> [Work to do] Write out the material exactly, leaving every picture behind.

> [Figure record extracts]
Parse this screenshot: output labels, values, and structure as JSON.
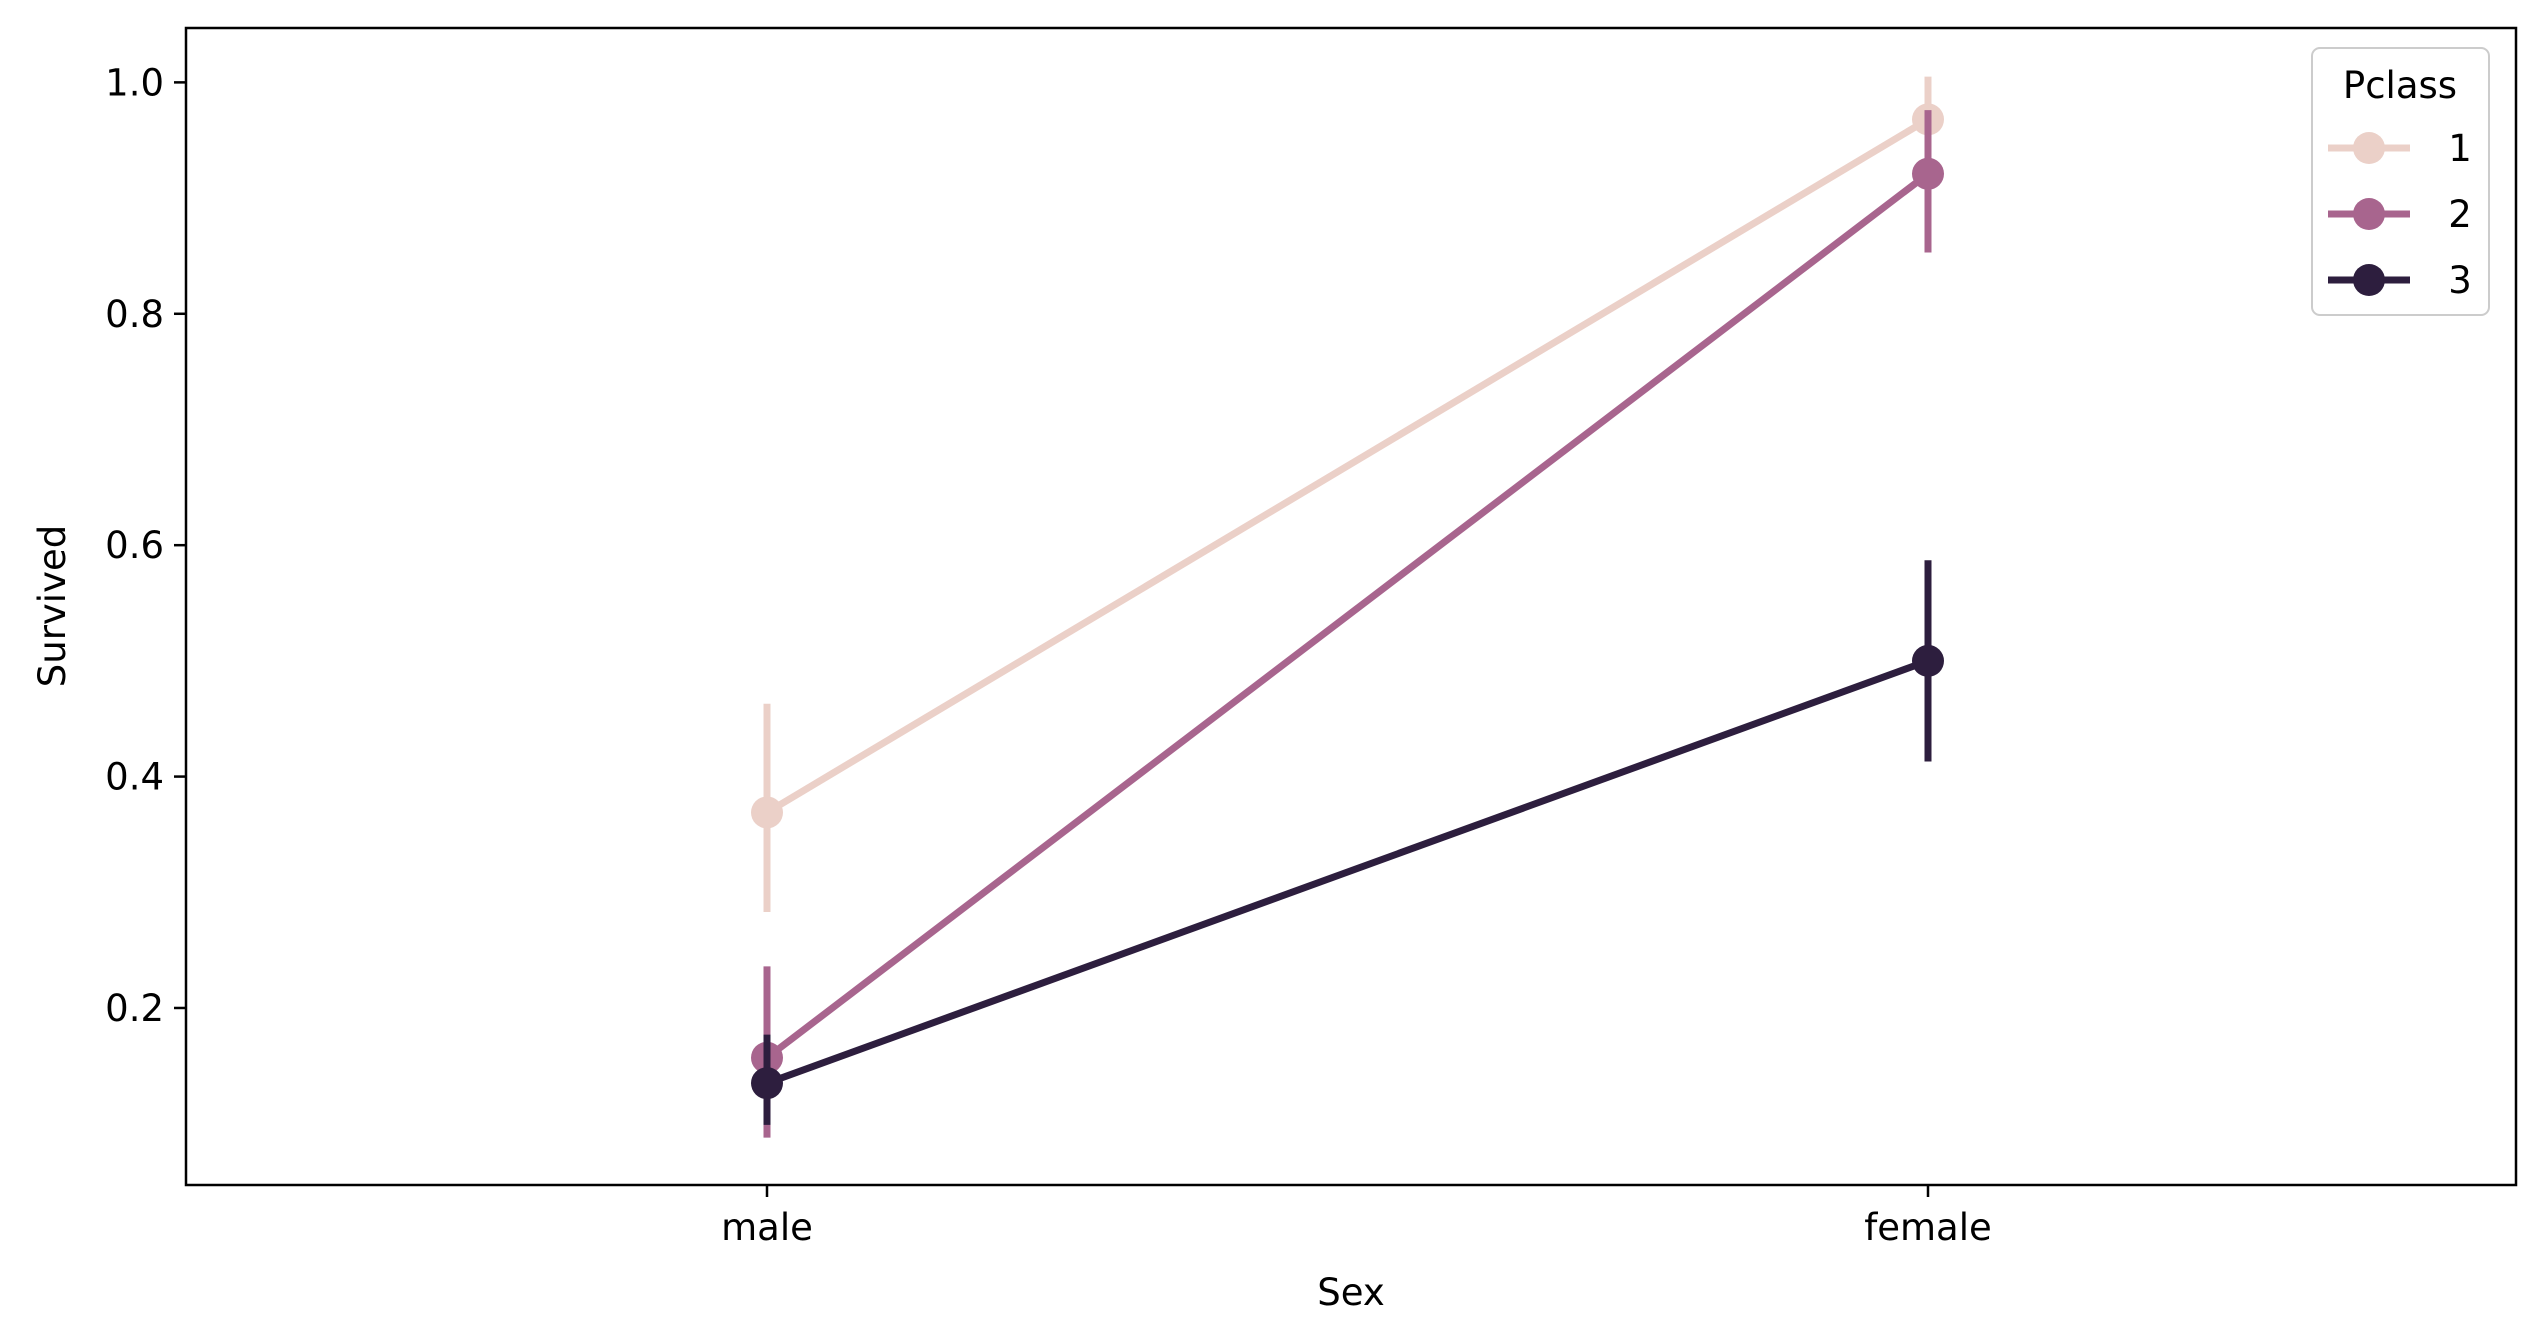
{
  "chart_data": {
    "type": "line",
    "title": "",
    "xlabel": "Sex",
    "ylabel": "Survived",
    "categories": [
      "male",
      "female"
    ],
    "ylim": [
      0.047,
      1.047
    ],
    "yticks": [
      "0.2",
      "0.4",
      "0.6",
      "0.8",
      "1.0"
    ],
    "grid": false,
    "legend": {
      "title": "Pclass",
      "placement": "top-right"
    },
    "series": [
      {
        "name": "1",
        "color": "#ebd0c8",
        "values": [
          0.369,
          0.968
        ],
        "ci_low": [
          0.283,
          0.935
        ],
        "ci_high": [
          0.463,
          1.005
        ]
      },
      {
        "name": "2",
        "color": "#a8658e",
        "values": [
          0.157,
          0.921
        ],
        "ci_low": [
          0.088,
          0.853
        ],
        "ci_high": [
          0.236,
          0.976
        ]
      },
      {
        "name": "3",
        "color": "#2d1e3e",
        "values": [
          0.135,
          0.5
        ],
        "ci_low": [
          0.099,
          0.413
        ],
        "ci_high": [
          0.177,
          0.587
        ]
      }
    ]
  }
}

> [Task output]
Parse this screenshot: output labels, values, and structure as JSON.
{
  "chart_data": {
    "type": "line",
    "title": "",
    "xlabel": "Sex",
    "ylabel": "Survived",
    "categories": [
      "male",
      "female"
    ],
    "ylim": [
      0.047,
      1.047
    ],
    "yticks": [
      "0.2",
      "0.4",
      "0.6",
      "0.8",
      "1.0"
    ],
    "grid": false,
    "legend": {
      "title": "Pclass",
      "placement": "top-right"
    },
    "series": [
      {
        "name": "1",
        "color": "#ebd0c8",
        "values": [
          0.369,
          0.968
        ],
        "ci_low": [
          0.283,
          0.935
        ],
        "ci_high": [
          0.463,
          1.005
        ]
      },
      {
        "name": "2",
        "color": "#a8658e",
        "values": [
          0.157,
          0.921
        ],
        "ci_low": [
          0.088,
          0.853
        ],
        "ci_high": [
          0.236,
          0.976
        ]
      },
      {
        "name": "3",
        "color": "#2d1e3e",
        "values": [
          0.135,
          0.5
        ],
        "ci_low": [
          0.099,
          0.413
        ],
        "ci_high": [
          0.177,
          0.587
        ]
      }
    ]
  }
}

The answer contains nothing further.